• Given task
Pull every line containing the word "Used" from the records.

Dataset excerpts:
-- START --

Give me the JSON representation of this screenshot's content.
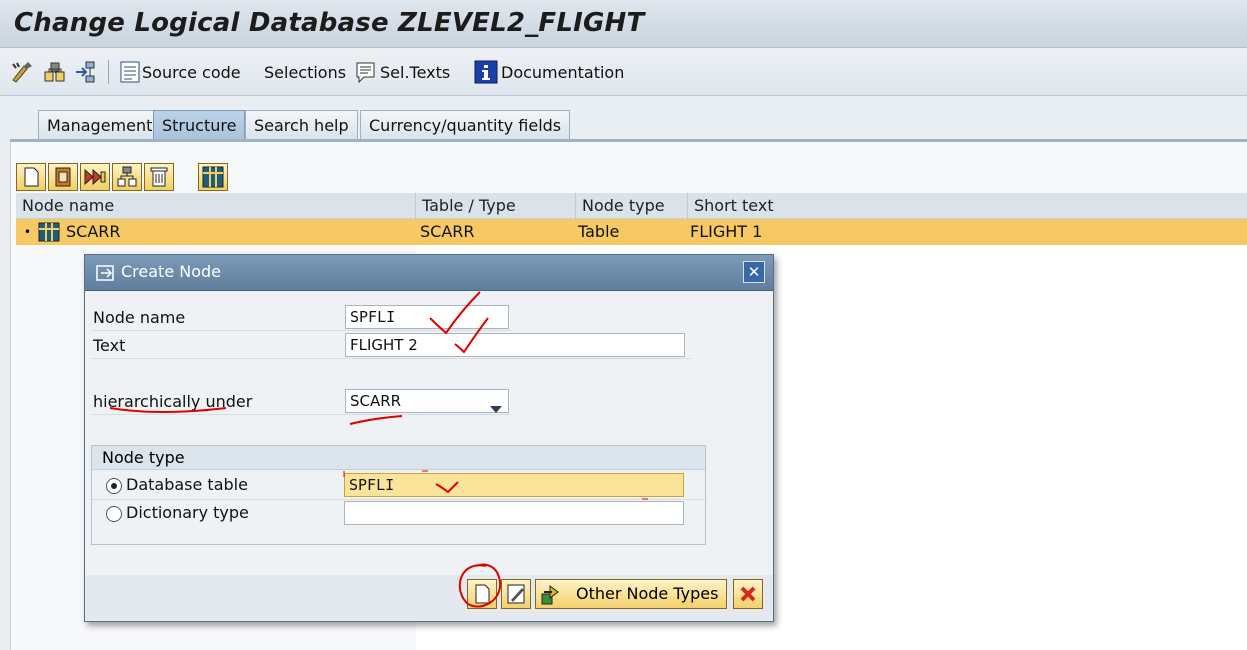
{
  "window": {
    "title": "Change Logical Database ZLEVEL2_FLIGHT"
  },
  "toolbar": {
    "source_code": "Source code",
    "selections": "Selections",
    "sel_texts": "Sel.Texts",
    "documentation": "Documentation"
  },
  "tabs": [
    {
      "label": "Management"
    },
    {
      "label": "Structure",
      "active": true
    },
    {
      "label": "Search help"
    },
    {
      "label": "Currency/quantity fields"
    }
  ],
  "table": {
    "columns": [
      "Node name",
      "Table / Type",
      "Node type",
      "Short text"
    ],
    "rows": [
      {
        "node_name": "SCARR",
        "table_type": "SCARR",
        "node_type": "Table",
        "short_text": "FLIGHT 1"
      }
    ]
  },
  "dialog": {
    "title": "Create Node",
    "close_glyph": "✕",
    "node_name_label": "Node name",
    "node_name_value": "SPFLI",
    "text_label": "Text",
    "text_value": "FLIGHT 2",
    "under_label": "hierarchically under",
    "under_value": "SCARR",
    "group_title": "Node type",
    "radio_db_label": "Database table",
    "radio_db_value": "SPFLI",
    "radio_dict_label": "Dictionary type",
    "radio_dict_value": "",
    "other_types_label": "Other Node Types"
  },
  "colors": {
    "selected_row": "#f7c964",
    "annotation": "#e00000",
    "title_bar": "#5f7e9d"
  }
}
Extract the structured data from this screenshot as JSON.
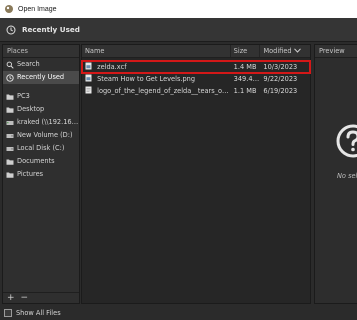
{
  "window": {
    "title": "Open Image"
  },
  "header": {
    "location": "Recently Used"
  },
  "places": {
    "header": "Places",
    "items": [
      {
        "label": "Search",
        "icon": "search-icon",
        "selected": false
      },
      {
        "label": "Recently Used",
        "icon": "clock-icon",
        "selected": true
      },
      {
        "label": "PC3",
        "icon": "folder-icon",
        "selected": false
      },
      {
        "label": "Desktop",
        "icon": "folder-icon",
        "selected": false
      },
      {
        "label": "kraked (\\\\192.168....",
        "icon": "network-drive-icon",
        "selected": false
      },
      {
        "label": "New Volume (D:)",
        "icon": "drive-icon",
        "selected": false
      },
      {
        "label": "Local Disk (C:)",
        "icon": "drive-icon",
        "selected": false
      },
      {
        "label": "Documents",
        "icon": "folder-icon",
        "selected": false
      },
      {
        "label": "Pictures",
        "icon": "folder-icon",
        "selected": false
      }
    ],
    "add_label": "+",
    "remove_label": "−"
  },
  "files": {
    "columns": {
      "name": "Name",
      "size": "Size",
      "modified": "Modified"
    },
    "rows": [
      {
        "name": "zelda.xcf",
        "size": "1.4 MB",
        "modified": "10/3/2023",
        "highlighted": true
      },
      {
        "name": "Steam How to Get Levels.png",
        "size": "349.4 kB",
        "modified": "9/22/2023",
        "highlighted": false
      },
      {
        "name": "logo_of_the_legend_of_zelda__tears_of_the_...",
        "size": "1.1 MB",
        "modified": "6/19/2023",
        "highlighted": false
      }
    ]
  },
  "preview": {
    "header": "Preview",
    "no_selection": "No sel"
  },
  "footer": {
    "show_all_files": "Show All Files"
  },
  "colors": {
    "highlight_border": "#d31818",
    "selected_place": "#4a4a4a"
  }
}
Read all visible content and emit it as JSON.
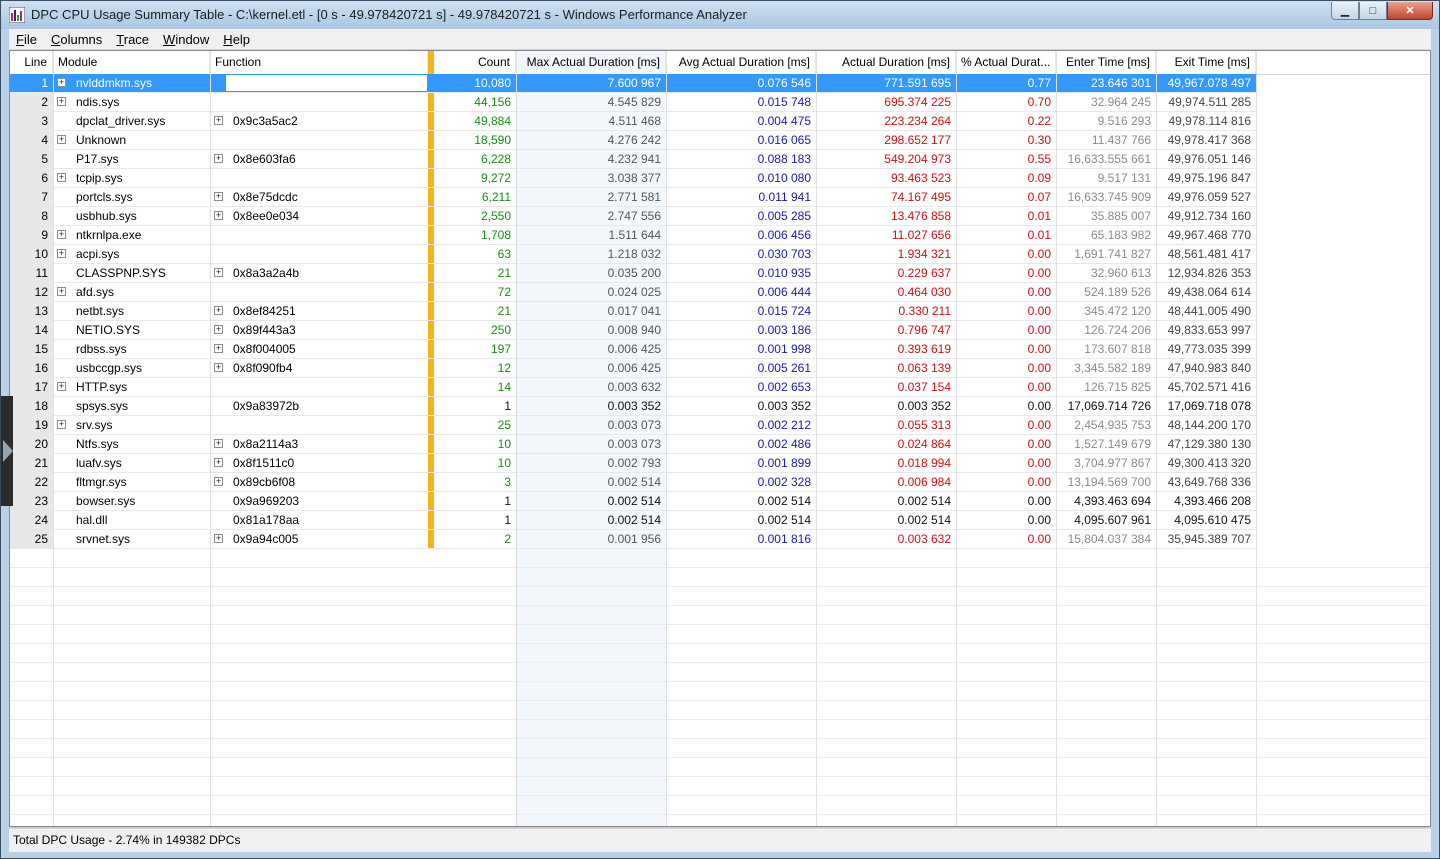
{
  "window": {
    "title": "DPC CPU Usage Summary Table - C:\\kernel.etl - [0 s - 49.978420721 s] - 49.978420721 s - Windows Performance Analyzer",
    "minimize_label": "▁",
    "maximize_label": "□",
    "close_label": "✕"
  },
  "menu": [
    {
      "label": "File",
      "accel": "F",
      "rest": "ile"
    },
    {
      "label": "Columns",
      "accel": "C",
      "rest": "olumns"
    },
    {
      "label": "Trace",
      "accel": "T",
      "rest": "race"
    },
    {
      "label": "Window",
      "accel": "W",
      "rest": "indow"
    },
    {
      "label": "Help",
      "accel": "H",
      "rest": "elp"
    }
  ],
  "columns": {
    "line": "Line",
    "module": "Module",
    "function": "Function",
    "count": "Count",
    "max": "Max Actual Duration [ms]",
    "avg": "Avg Actual Duration [ms]",
    "actual": "Actual Duration [ms]",
    "pct": "% Actual Durat...",
    "enter": "Enter Time [ms]",
    "exit": "Exit Time [ms]"
  },
  "rows": [
    {
      "line": "1",
      "module": "nvlddmkm.sys",
      "mexp": true,
      "func": "",
      "fexp": false,
      "count": "10,080",
      "max": "7.600 967",
      "avg": "0.076 546",
      "actual": "771.591 695",
      "pct": "0.77",
      "enter": "23.646 301",
      "exit": "49,967.078 497",
      "selected": true
    },
    {
      "line": "2",
      "module": "ndis.sys",
      "mexp": true,
      "func": "",
      "fexp": false,
      "count": "44,156",
      "max": "4.545 829",
      "avg": "0.015 748",
      "actual": "695.374 225",
      "pct": "0.70",
      "enter": "32.964 245",
      "exit": "49,974.511 285"
    },
    {
      "line": "3",
      "module": "dpclat_driver.sys",
      "mexp": false,
      "func": "0x9c3a5ac2",
      "fexp": true,
      "count": "49,884",
      "max": "4.511 468",
      "avg": "0.004 475",
      "actual": "223.234 264",
      "pct": "0.22",
      "enter": "9.516 293",
      "exit": "49,978.114 816"
    },
    {
      "line": "4",
      "module": "Unknown",
      "mexp": true,
      "func": "",
      "fexp": false,
      "count": "18,590",
      "max": "4.276 242",
      "avg": "0.016 065",
      "actual": "298.652 177",
      "pct": "0.30",
      "enter": "11.437 766",
      "exit": "49,978.417 368"
    },
    {
      "line": "5",
      "module": "P17.sys",
      "mexp": false,
      "func": "0x8e603fa6",
      "fexp": true,
      "count": "6,228",
      "max": "4.232 941",
      "avg": "0.088 183",
      "actual": "549.204 973",
      "pct": "0.55",
      "enter": "16,633.555 661",
      "exit": "49,976.051 146"
    },
    {
      "line": "6",
      "module": "tcpip.sys",
      "mexp": true,
      "func": "",
      "fexp": false,
      "count": "9,272",
      "max": "3.038 377",
      "avg": "0.010 080",
      "actual": "93.463 523",
      "pct": "0.09",
      "enter": "9.517 131",
      "exit": "49,975.196 847"
    },
    {
      "line": "7",
      "module": "portcls.sys",
      "mexp": false,
      "func": "0x8e75dcdc",
      "fexp": true,
      "count": "6,211",
      "max": "2.771 581",
      "avg": "0.011 941",
      "actual": "74.167 495",
      "pct": "0.07",
      "enter": "16,633.745 909",
      "exit": "49,976.059 527"
    },
    {
      "line": "8",
      "module": "usbhub.sys",
      "mexp": false,
      "func": "0x8ee0e034",
      "fexp": true,
      "count": "2,550",
      "max": "2.747 556",
      "avg": "0.005 285",
      "actual": "13.476 858",
      "pct": "0.01",
      "enter": "35.885 007",
      "exit": "49,912.734 160"
    },
    {
      "line": "9",
      "module": "ntkrnlpa.exe",
      "mexp": true,
      "func": "",
      "fexp": false,
      "count": "1,708",
      "max": "1.511 644",
      "avg": "0.006 456",
      "actual": "11.027 656",
      "pct": "0.01",
      "enter": "65.183 982",
      "exit": "49,967.468 770"
    },
    {
      "line": "10",
      "module": "acpi.sys",
      "mexp": true,
      "func": "",
      "fexp": false,
      "count": "63",
      "max": "1.218 032",
      "avg": "0.030 703",
      "actual": "1.934 321",
      "pct": "0.00",
      "enter": "1,691.741 827",
      "exit": "48,561.481 417"
    },
    {
      "line": "11",
      "module": "CLASSPNP.SYS",
      "mexp": false,
      "func": "0x8a3a2a4b",
      "fexp": true,
      "count": "21",
      "max": "0.035 200",
      "avg": "0.010 935",
      "actual": "0.229 637",
      "pct": "0.00",
      "enter": "32.960 613",
      "exit": "12,934.826 353"
    },
    {
      "line": "12",
      "module": "afd.sys",
      "mexp": true,
      "func": "",
      "fexp": false,
      "count": "72",
      "max": "0.024 025",
      "avg": "0.006 444",
      "actual": "0.464 030",
      "pct": "0.00",
      "enter": "524.189 526",
      "exit": "49,438.064 614"
    },
    {
      "line": "13",
      "module": "netbt.sys",
      "mexp": false,
      "func": "0x8ef84251",
      "fexp": true,
      "count": "21",
      "max": "0.017 041",
      "avg": "0.015 724",
      "actual": "0.330 211",
      "pct": "0.00",
      "enter": "345.472 120",
      "exit": "48,441.005 490"
    },
    {
      "line": "14",
      "module": "NETIO.SYS",
      "mexp": false,
      "func": "0x89f443a3",
      "fexp": true,
      "count": "250",
      "max": "0.008 940",
      "avg": "0.003 186",
      "actual": "0.796 747",
      "pct": "0.00",
      "enter": "126.724 206",
      "exit": "49,833.653 997"
    },
    {
      "line": "15",
      "module": "rdbss.sys",
      "mexp": false,
      "func": "0x8f004005",
      "fexp": true,
      "count": "197",
      "max": "0.006 425",
      "avg": "0.001 998",
      "actual": "0.393 619",
      "pct": "0.00",
      "enter": "173.607 818",
      "exit": "49,773.035 399"
    },
    {
      "line": "16",
      "module": "usbccgp.sys",
      "mexp": false,
      "func": "0x8f090fb4",
      "fexp": true,
      "count": "12",
      "max": "0.006 425",
      "avg": "0.005 261",
      "actual": "0.063 139",
      "pct": "0.00",
      "enter": "3,345.582 189",
      "exit": "47,940.983 840"
    },
    {
      "line": "17",
      "module": "HTTP.sys",
      "mexp": true,
      "func": "",
      "fexp": false,
      "count": "14",
      "max": "0.003 632",
      "avg": "0.002 653",
      "actual": "0.037 154",
      "pct": "0.00",
      "enter": "126.715 825",
      "exit": "45,702.571 416"
    },
    {
      "line": "18",
      "module": "spsys.sys",
      "mexp": false,
      "func": "0x9a83972b",
      "fexp": false,
      "count": "1",
      "max": "0.003 352",
      "avg": "0.003 352",
      "actual": "0.003 352",
      "pct": "0.00",
      "enter": "17,069.714 726",
      "exit": "17,069.718 078",
      "single": true
    },
    {
      "line": "19",
      "module": "srv.sys",
      "mexp": true,
      "func": "",
      "fexp": false,
      "count": "25",
      "max": "0.003 073",
      "avg": "0.002 212",
      "actual": "0.055 313",
      "pct": "0.00",
      "enter": "2,454.935 753",
      "exit": "48,144.200 170"
    },
    {
      "line": "20",
      "module": "Ntfs.sys",
      "mexp": false,
      "func": "0x8a2114a3",
      "fexp": true,
      "count": "10",
      "max": "0.003 073",
      "avg": "0.002 486",
      "actual": "0.024 864",
      "pct": "0.00",
      "enter": "1,527.149 679",
      "exit": "47,129.380 130"
    },
    {
      "line": "21",
      "module": "luafv.sys",
      "mexp": false,
      "func": "0x8f1511c0",
      "fexp": true,
      "count": "10",
      "max": "0.002 793",
      "avg": "0.001 899",
      "actual": "0.018 994",
      "pct": "0.00",
      "enter": "3,704.977 867",
      "exit": "49,300.413 320"
    },
    {
      "line": "22",
      "module": "fltmgr.sys",
      "mexp": false,
      "func": "0x89cb6f08",
      "fexp": true,
      "count": "3",
      "max": "0.002 514",
      "avg": "0.002 328",
      "actual": "0.006 984",
      "pct": "0.00",
      "enter": "13,194.569 700",
      "exit": "43,649.768 336"
    },
    {
      "line": "23",
      "module": "bowser.sys",
      "mexp": false,
      "func": "0x9a969203",
      "fexp": false,
      "count": "1",
      "max": "0.002 514",
      "avg": "0.002 514",
      "actual": "0.002 514",
      "pct": "0.00",
      "enter": "4,393.463 694",
      "exit": "4,393.466 208",
      "single": true
    },
    {
      "line": "24",
      "module": "hal.dll",
      "mexp": false,
      "func": "0x81a178aa",
      "fexp": false,
      "count": "1",
      "max": "0.002 514",
      "avg": "0.002 514",
      "actual": "0.002 514",
      "pct": "0.00",
      "enter": "4,095.607 961",
      "exit": "4,095.610 475",
      "single": true
    },
    {
      "line": "25",
      "module": "srvnet.sys",
      "mexp": false,
      "func": "0x9a94c005",
      "fexp": true,
      "count": "2",
      "max": "0.001 956",
      "avg": "0.001 816",
      "actual": "0.003 632",
      "pct": "0.00",
      "enter": "15,804.037 384",
      "exit": "35,945.389 707"
    }
  ],
  "status": "Total DPC Usage - 2.74% in 149382 DPCs",
  "colors": {
    "selection": "#3399ff",
    "count": "#1a8a1a",
    "avg": "#1a1aa8",
    "actual": "#cc1111",
    "divider": "#f4b41a"
  }
}
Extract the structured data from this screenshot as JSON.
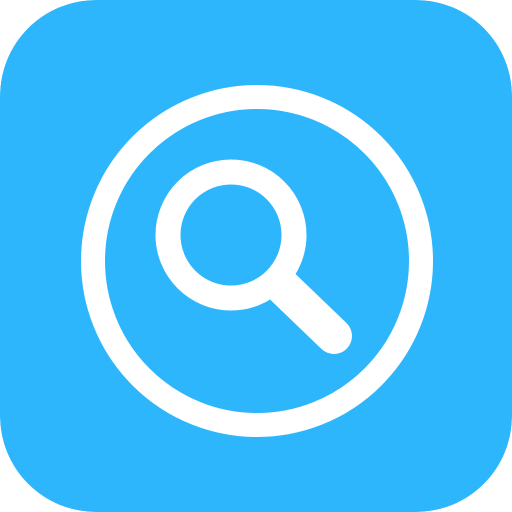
{
  "icon": {
    "name": "search-app-icon",
    "glyph": "magnifying-glass-icon",
    "background_color": "#2DB6FC",
    "foreground_color": "#FFFFFF"
  }
}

-- END --

• Task result
    "location": "Recently Used"
        "label": "Recently Used",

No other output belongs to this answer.